__Do this__
Examine the entries and show every line in which the word "JSON" is found.

__Dataset records__
--- start ---

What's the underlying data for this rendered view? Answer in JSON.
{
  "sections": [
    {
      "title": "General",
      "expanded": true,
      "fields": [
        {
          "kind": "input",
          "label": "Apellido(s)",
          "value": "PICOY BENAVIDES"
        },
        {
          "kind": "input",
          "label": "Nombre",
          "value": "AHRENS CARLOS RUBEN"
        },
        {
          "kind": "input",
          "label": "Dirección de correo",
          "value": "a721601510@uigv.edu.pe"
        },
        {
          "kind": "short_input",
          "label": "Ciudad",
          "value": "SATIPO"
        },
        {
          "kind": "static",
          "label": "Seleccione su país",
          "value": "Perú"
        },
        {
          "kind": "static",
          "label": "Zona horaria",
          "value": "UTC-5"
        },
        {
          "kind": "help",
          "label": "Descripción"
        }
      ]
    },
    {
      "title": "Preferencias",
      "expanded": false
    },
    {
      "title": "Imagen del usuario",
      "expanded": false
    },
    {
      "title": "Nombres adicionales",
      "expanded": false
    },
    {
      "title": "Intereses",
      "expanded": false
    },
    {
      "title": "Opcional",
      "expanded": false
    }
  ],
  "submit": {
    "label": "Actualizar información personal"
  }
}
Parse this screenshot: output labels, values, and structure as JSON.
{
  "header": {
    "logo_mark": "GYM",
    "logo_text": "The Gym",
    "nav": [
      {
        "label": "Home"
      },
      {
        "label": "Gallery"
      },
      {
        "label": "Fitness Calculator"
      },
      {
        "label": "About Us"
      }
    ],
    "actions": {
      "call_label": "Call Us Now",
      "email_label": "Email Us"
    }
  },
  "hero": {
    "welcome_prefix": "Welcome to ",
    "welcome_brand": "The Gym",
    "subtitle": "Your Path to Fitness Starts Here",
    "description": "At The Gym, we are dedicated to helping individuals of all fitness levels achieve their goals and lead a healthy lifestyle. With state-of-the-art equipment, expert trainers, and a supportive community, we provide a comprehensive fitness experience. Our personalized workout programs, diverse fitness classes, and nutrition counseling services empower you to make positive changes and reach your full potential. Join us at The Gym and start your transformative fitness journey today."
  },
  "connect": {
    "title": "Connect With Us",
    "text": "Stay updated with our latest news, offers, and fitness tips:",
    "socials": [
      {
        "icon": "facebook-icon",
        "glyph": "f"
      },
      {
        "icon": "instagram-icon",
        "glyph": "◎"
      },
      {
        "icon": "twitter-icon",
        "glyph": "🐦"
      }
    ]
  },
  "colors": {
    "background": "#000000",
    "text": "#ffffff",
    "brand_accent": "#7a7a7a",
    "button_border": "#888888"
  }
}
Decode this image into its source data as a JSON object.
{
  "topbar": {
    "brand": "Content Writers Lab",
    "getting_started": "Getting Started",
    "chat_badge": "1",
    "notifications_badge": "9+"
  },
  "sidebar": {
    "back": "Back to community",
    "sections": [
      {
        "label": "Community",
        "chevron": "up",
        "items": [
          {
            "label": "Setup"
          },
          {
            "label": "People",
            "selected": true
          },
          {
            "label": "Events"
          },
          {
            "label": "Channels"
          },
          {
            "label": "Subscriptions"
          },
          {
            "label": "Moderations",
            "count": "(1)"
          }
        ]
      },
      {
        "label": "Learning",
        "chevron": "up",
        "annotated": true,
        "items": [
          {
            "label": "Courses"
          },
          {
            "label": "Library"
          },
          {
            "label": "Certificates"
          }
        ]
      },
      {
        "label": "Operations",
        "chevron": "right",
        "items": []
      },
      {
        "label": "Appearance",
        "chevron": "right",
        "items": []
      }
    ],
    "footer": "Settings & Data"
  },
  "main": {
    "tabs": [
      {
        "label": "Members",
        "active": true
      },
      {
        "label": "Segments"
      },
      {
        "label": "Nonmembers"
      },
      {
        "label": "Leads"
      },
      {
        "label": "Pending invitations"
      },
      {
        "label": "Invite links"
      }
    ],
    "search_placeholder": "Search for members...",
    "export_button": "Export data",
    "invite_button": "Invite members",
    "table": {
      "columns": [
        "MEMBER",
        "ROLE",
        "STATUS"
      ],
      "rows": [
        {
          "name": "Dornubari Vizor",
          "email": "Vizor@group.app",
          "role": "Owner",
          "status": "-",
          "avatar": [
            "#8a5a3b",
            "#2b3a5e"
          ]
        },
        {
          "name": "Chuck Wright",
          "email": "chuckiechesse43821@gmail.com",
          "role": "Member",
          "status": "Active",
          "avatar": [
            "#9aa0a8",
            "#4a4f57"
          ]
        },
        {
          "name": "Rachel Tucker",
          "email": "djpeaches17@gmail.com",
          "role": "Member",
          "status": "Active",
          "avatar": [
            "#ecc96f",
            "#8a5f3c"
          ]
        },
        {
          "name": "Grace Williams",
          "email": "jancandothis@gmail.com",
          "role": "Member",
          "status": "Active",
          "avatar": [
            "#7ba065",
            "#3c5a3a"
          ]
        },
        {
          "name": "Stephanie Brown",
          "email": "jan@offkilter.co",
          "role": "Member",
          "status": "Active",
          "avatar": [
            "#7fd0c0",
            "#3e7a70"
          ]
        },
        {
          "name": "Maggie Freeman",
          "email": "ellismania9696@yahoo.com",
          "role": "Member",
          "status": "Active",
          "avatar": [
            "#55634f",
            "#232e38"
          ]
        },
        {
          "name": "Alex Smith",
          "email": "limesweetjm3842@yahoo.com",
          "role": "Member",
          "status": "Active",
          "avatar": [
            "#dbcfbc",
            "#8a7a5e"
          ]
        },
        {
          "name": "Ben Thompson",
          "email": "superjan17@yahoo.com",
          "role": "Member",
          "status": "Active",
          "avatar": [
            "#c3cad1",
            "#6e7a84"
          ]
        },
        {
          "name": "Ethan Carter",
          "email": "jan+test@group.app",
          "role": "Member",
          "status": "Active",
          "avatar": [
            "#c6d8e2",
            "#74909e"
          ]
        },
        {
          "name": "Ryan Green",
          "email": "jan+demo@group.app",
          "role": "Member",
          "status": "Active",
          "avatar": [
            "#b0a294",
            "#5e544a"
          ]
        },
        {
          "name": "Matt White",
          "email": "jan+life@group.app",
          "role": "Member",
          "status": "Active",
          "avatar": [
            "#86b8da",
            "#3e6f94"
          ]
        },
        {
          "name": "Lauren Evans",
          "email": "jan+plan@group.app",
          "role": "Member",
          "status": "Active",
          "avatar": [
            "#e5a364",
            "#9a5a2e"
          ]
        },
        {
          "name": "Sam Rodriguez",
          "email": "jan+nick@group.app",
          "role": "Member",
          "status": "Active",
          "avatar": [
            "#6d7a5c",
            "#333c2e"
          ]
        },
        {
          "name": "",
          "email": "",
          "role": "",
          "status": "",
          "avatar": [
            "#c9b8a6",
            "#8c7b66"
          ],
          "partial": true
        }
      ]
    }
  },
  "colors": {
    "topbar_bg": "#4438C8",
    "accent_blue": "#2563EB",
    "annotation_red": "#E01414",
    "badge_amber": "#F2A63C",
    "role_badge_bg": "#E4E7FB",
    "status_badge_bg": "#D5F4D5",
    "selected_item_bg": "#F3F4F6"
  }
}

--- end ---

__Solution__
What's the underlying data for this rendered view? Answer in JSON.
Parse this screenshot: output labels, values, and structure as JSON.
Decode this image into its source data as a JSON object.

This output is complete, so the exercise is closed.